The listing beneath should be written out in full, exactly as shown.

═════ SOURCE DATA ═════

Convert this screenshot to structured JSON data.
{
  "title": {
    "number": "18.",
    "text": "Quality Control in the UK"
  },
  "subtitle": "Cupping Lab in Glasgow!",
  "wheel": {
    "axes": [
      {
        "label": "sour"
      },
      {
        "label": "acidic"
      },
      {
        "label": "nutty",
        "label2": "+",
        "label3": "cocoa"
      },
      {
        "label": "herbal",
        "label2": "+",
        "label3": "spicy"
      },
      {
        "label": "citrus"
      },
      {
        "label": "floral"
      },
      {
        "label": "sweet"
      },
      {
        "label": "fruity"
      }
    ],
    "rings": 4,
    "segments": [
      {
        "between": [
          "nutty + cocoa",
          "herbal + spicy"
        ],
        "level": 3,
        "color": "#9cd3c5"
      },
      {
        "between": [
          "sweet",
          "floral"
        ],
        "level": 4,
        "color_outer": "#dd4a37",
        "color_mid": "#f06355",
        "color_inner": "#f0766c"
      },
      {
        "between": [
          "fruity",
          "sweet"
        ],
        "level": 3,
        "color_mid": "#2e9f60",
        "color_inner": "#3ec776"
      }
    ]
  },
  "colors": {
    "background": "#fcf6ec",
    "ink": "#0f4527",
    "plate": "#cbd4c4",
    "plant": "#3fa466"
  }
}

═════

WORKED ANSWER:
Convert this screenshot to structured JSON data.
{
  "title": {
    "number": "18.",
    "text": "Quality Control in the UK"
  },
  "subtitle": "Cupping Lab in Glasgow!",
  "wheel": {
    "axes": [
      {
        "label": "sour"
      },
      {
        "label": "acidic"
      },
      {
        "label": "nutty",
        "label2": "+",
        "label3": "cocoa"
      },
      {
        "label": "herbal",
        "label2": "+",
        "label3": "spicy"
      },
      {
        "label": "citrus"
      },
      {
        "label": "floral"
      },
      {
        "label": "sweet"
      },
      {
        "label": "fruity"
      }
    ],
    "rings": 4,
    "segments": [
      {
        "between": [
          "nutty + cocoa",
          "herbal + spicy"
        ],
        "level": 3,
        "color": "#9cd3c5"
      },
      {
        "between": [
          "sweet",
          "floral"
        ],
        "level": 4,
        "color_outer": "#dd4a37",
        "color_mid": "#f06355",
        "color_inner": "#f0766c"
      },
      {
        "between": [
          "fruity",
          "sweet"
        ],
        "level": 3,
        "color_mid": "#2e9f60",
        "color_inner": "#3ec776"
      }
    ]
  },
  "colors": {
    "background": "#fcf6ec",
    "ink": "#0f4527",
    "plate": "#cbd4c4",
    "plant": "#3fa466"
  }
}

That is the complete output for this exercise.